## INPUT MATERIAL
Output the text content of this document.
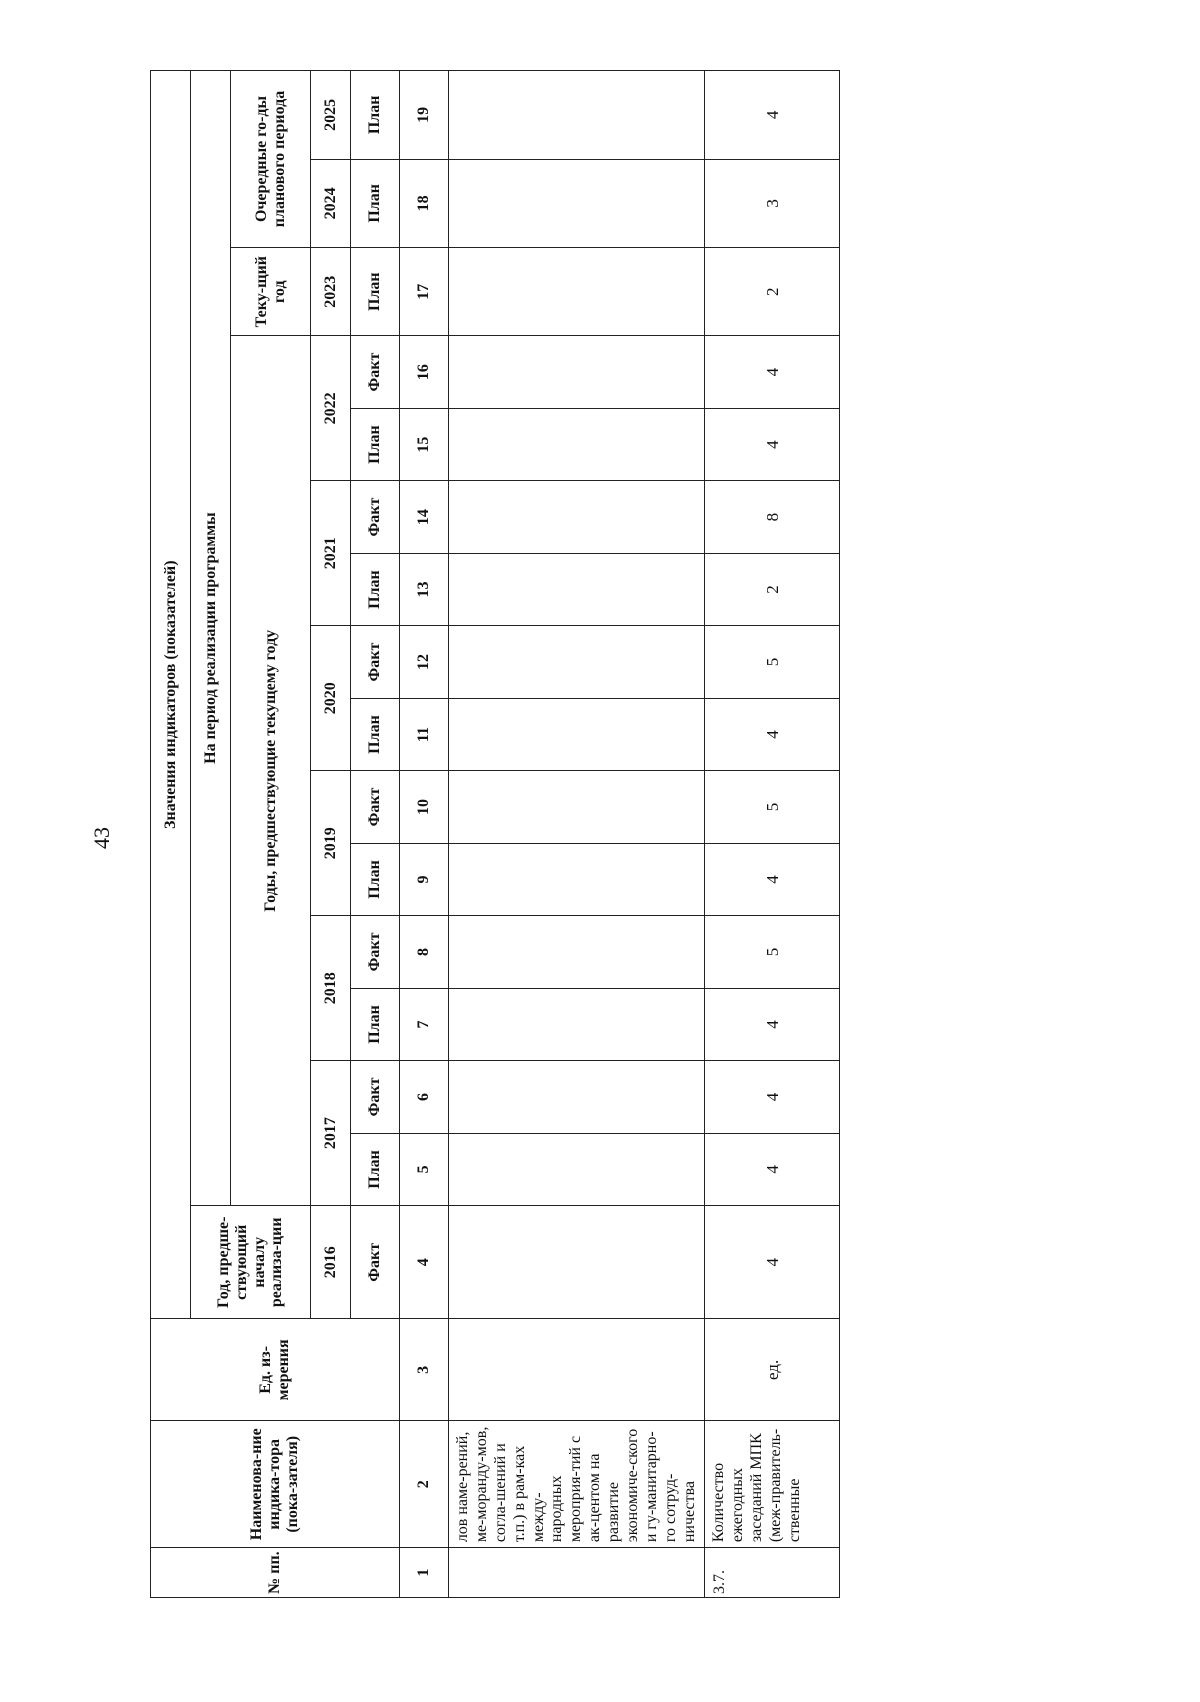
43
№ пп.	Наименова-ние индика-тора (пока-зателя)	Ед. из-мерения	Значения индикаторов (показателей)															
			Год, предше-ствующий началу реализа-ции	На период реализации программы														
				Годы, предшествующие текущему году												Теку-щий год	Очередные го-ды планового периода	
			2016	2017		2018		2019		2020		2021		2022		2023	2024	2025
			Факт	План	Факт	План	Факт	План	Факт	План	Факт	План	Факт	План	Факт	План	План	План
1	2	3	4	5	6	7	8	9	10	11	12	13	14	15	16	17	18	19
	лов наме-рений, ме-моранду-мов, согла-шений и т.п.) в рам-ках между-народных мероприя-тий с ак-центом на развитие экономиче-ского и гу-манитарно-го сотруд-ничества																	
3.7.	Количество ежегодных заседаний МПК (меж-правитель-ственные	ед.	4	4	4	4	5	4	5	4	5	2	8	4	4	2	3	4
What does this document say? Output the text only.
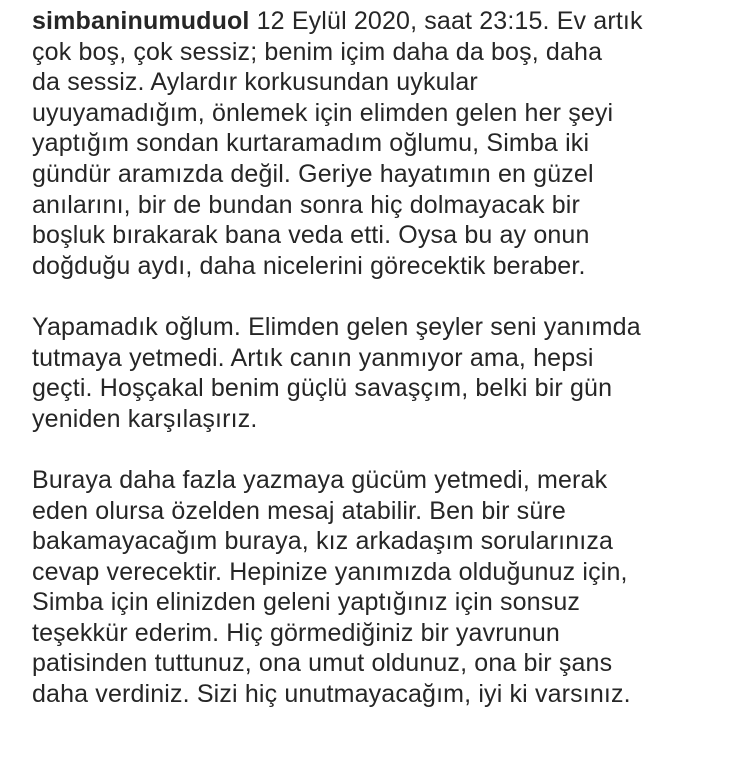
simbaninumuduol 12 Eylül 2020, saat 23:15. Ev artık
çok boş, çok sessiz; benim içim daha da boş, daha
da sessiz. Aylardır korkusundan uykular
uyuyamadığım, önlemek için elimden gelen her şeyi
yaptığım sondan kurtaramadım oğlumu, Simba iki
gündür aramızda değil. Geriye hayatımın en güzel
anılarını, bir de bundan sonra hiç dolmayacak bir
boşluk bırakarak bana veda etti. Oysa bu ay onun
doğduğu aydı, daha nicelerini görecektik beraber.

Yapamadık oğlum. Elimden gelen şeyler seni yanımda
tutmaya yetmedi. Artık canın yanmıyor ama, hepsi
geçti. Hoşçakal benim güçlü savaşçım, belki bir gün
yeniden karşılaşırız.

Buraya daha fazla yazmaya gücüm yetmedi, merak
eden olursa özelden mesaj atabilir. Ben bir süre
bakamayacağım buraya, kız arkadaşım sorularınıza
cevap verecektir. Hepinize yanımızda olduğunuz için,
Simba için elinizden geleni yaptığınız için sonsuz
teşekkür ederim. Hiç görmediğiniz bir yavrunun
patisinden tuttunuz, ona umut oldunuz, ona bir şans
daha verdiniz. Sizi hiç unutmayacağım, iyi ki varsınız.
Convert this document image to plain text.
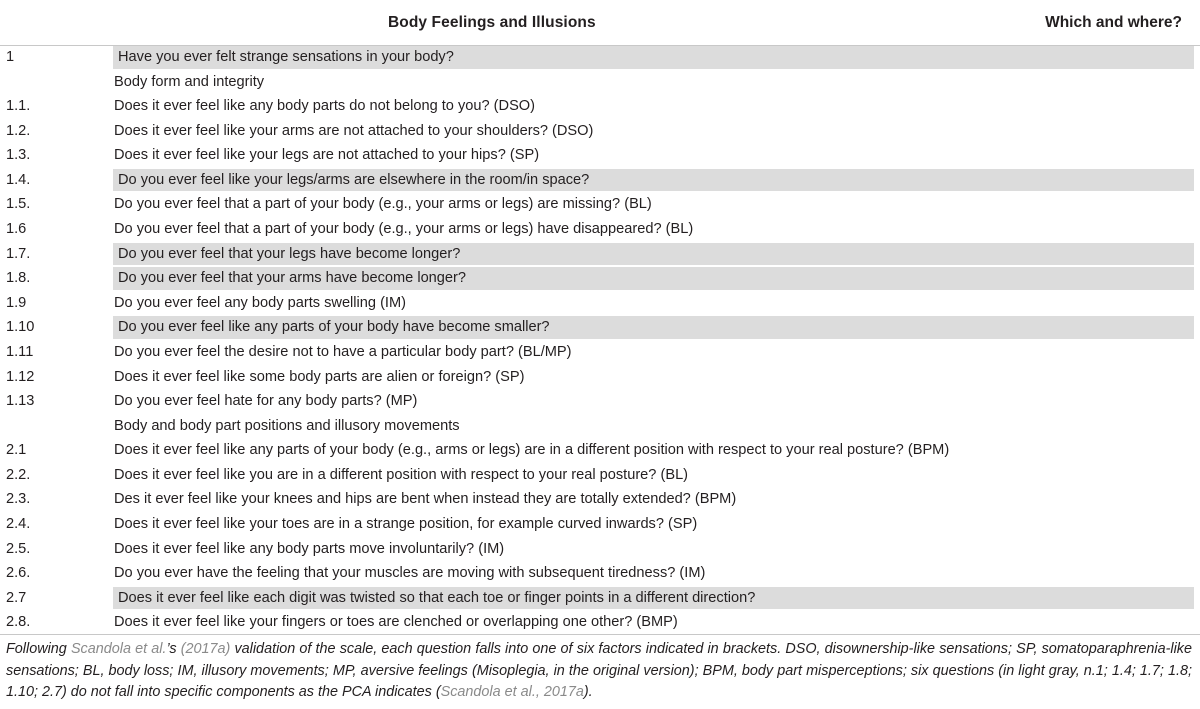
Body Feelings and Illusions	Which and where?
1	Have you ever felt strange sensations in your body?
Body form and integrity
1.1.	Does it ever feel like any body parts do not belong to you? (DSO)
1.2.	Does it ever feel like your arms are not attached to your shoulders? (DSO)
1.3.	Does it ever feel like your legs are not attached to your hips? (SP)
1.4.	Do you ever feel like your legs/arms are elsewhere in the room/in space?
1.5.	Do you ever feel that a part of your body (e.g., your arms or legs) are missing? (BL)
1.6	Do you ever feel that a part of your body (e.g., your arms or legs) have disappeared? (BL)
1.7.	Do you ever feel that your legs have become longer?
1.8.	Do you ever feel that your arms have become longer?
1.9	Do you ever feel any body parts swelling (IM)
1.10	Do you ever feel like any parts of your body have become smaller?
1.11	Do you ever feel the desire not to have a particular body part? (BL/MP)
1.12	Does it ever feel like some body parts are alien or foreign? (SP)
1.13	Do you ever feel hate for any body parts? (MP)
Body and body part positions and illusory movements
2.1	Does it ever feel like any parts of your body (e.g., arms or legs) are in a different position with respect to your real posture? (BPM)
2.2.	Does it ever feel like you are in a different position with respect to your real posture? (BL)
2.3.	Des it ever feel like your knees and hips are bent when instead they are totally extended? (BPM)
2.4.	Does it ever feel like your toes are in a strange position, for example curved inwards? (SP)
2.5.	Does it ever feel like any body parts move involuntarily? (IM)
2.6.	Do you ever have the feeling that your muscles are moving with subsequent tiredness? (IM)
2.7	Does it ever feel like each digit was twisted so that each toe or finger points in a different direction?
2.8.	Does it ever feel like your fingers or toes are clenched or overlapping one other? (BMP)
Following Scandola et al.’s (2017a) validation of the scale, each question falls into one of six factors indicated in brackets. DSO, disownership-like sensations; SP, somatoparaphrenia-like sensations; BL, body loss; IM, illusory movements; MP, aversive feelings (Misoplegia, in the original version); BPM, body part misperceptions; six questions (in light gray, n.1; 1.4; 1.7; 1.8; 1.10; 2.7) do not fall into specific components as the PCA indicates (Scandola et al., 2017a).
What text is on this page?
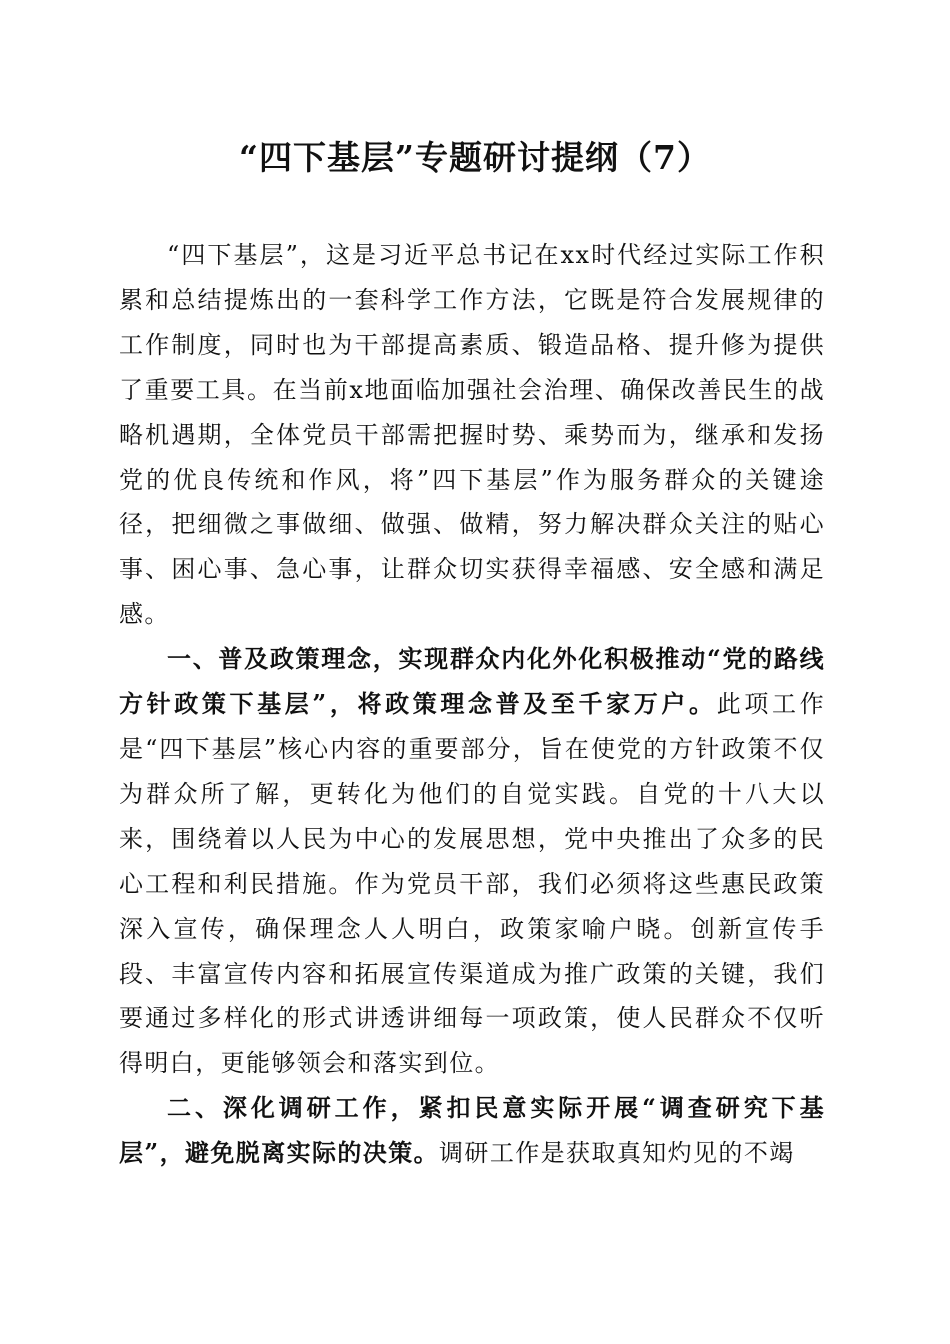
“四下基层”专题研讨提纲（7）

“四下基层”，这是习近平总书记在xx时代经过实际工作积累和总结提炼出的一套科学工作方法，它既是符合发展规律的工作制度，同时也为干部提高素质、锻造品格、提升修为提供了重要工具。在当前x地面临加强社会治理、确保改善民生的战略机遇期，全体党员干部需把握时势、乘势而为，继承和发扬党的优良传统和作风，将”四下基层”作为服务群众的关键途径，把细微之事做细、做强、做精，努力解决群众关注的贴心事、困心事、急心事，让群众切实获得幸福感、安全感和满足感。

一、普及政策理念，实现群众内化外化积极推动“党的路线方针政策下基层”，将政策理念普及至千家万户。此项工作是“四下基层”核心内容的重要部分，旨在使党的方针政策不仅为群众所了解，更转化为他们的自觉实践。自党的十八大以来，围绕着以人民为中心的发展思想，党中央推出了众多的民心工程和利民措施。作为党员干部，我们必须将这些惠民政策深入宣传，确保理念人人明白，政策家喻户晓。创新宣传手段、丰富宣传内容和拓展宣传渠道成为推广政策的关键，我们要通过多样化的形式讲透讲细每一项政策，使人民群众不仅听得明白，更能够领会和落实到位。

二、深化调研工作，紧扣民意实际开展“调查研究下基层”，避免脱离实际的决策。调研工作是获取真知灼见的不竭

## CHALLENGE
Restate the listing above word for word, and skip the pictures.

## RESPONSE TO THE EXERCISE
Output the text content of this document.
43
№ пп.	Наименова-ние индика-тора (пока-зателя)	Ед. из-мерения	Значения индикаторов (показателей)															
			Год, предше-ствующий началу реализа-ции	На период реализации программы														
				Годы, предшествующие текущему году												Теку-щий год	Очередные го-ды планового периода	
			2016	2017		2018		2019		2020		2021		2022		2023	2024	2025
			Факт	План	Факт	План	Факт	План	Факт	План	Факт	План	Факт	План	Факт	План	План	План
1	2	3	4	5	6	7	8	9	10	11	12	13	14	15	16	17	18	19
	лов наме-рений, ме-моранду-мов, согла-шений и т.п.) в рам-ках между-народных мероприя-тий с ак-центом на развитие экономиче-ского и гу-манитарно-го сотруд-ничества																	
3.7.	Количество ежегодных заседаний МПК (меж-правитель-ственные	ед.	4	4	4	4	5	4	5	4	5	2	8	4	4	2	3	4
What does this document say? Output the text only.
simbaninumuduol 12 Eylül 2020, saat 23:15. Ev artık
çok boş, çok sessiz; benim içim daha da boş, daha
da sessiz. Aylardır korkusundan uykular
uyuyamadığım, önlemek için elimden gelen her şeyi
yaptığım sondan kurtaramadım oğlumu, Simba iki
gündür aramızda değil. Geriye hayatımın en güzel
anılarını, bir de bundan sonra hiç dolmayacak bir
boşluk bırakarak bana veda etti. Oysa bu ay onun
doğduğu aydı, daha nicelerini görecektik beraber.

Yapamadık oğlum. Elimden gelen şeyler seni yanımda
tutmaya yetmedi. Artık canın yanmıyor ama, hepsi
geçti. Hoşçakal benim güçlü savaşçım, belki bir gün
yeniden karşılaşırız.

Buraya daha fazla yazmaya gücüm yetmedi, merak
eden olursa özelden mesaj atabilir. Ben bir süre
bakamayacağım buraya, kız arkadaşım sorularınıza
cevap verecektir. Hepinize yanımızda olduğunuz için,
Simba için elinizden geleni yaptığınız için sonsuz
teşekkür ederim. Hiç görmediğiniz bir yavrunun
patisinden tuttunuz, ona umut oldunuz, ona bir şans
daha verdiniz. Sizi hiç unutmayacağım, iyi ki varsınız.
Convert this document image to plain text.
Body Feelings and Illusions	Which and where?
1	Have you ever felt strange sensations in your body?
Body form and integrity
1.1.	Does it ever feel like any body parts do not belong to you? (DSO)
1.2.	Does it ever feel like your arms are not attached to your shoulders? (DSO)
1.3.	Does it ever feel like your legs are not attached to your hips? (SP)
1.4.	Do you ever feel like your legs/arms are elsewhere in the room/in space?
1.5.	Do you ever feel that a part of your body (e.g., your arms or legs) are missing? (BL)
1.6	Do you ever feel that a part of your body (e.g., your arms or legs) have disappeared? (BL)
1.7.	Do you ever feel that your legs have become longer?
1.8.	Do you ever feel that your arms have become longer?
1.9	Do you ever feel any body parts swelling (IM)
1.10	Do you ever feel like any parts of your body have become smaller?
1.11	Do you ever feel the desire not to have a particular body part? (BL/MP)
1.12	Does it ever feel like some body parts are alien or foreign? (SP)
1.13	Do you ever feel hate for any body parts? (MP)
Body and body part positions and illusory movements
2.1	Does it ever feel like any parts of your body (e.g., arms or legs) are in a different position with respect to your real posture? (BPM)
2.2.	Does it ever feel like you are in a different position with respect to your real posture? (BL)
2.3.	Des it ever feel like your knees and hips are bent when instead they are totally extended? (BPM)
2.4.	Does it ever feel like your toes are in a strange position, for example curved inwards? (SP)
2.5.	Does it ever feel like any body parts move involuntarily? (IM)
2.6.	Do you ever have the feeling that your muscles are moving with subsequent tiredness? (IM)
2.7	Does it ever feel like each digit was twisted so that each toe or finger points in a different direction?
2.8.	Does it ever feel like your fingers or toes are clenched or overlapping one other? (BMP)
Following Scandola et al.’s (2017a) validation of the scale, each question falls into one of six factors indicated in brackets. DSO, disownership-like sensations; SP, somatoparaphrenia-like sensations; BL, body loss; IM, illusory movements; MP, aversive feelings (Misoplegia, in the original version); BPM, body part misperceptions; six questions (in light gray, n.1; 1.4; 1.7; 1.8; 1.10; 2.7) do not fall into specific components as the PCA indicates (Scandola et al., 2017a).
What text is on this page?
“四下基层”专题研讨提纲（7）

“四下基层”，这是习近平总书记在xx时代经过实际工作积累和总结提炼出的一套科学工作方法，它既是符合发展规律的工作制度，同时也为干部提高素质、锻造品格、提升修为提供了重要工具。在当前x地面临加强社会治理、确保改善民生的战略机遇期，全体党员干部需把握时势、乘势而为，继承和发扬党的优良传统和作风，将”四下基层”作为服务群众的关键途径，把细微之事做细、做强、做精，努力解决群众关注的贴心事、困心事、急心事，让群众切实获得幸福感、安全感和满足感。

一、普及政策理念，实现群众内化外化积极推动“党的路线方针政策下基层”，将政策理念普及至千家万户。此项工作是“四下基层”核心内容的重要部分，旨在使党的方针政策不仅为群众所了解，更转化为他们的自觉实践。自党的十八大以来，围绕着以人民为中心的发展思想，党中央推出了众多的民心工程和利民措施。作为党员干部，我们必须将这些惠民政策深入宣传，确保理念人人明白，政策家喻户晓。创新宣传手段、丰富宣传内容和拓展宣传渠道成为推广政策的关键，我们要通过多样化的形式讲透讲细每一项政策，使人民群众不仅听得明白，更能够领会和落实到位。

二、深化调研工作，紧扣民意实际开展“调查研究下基层”，避免脱离实际的决策。调研工作是获取真知灼见的不竭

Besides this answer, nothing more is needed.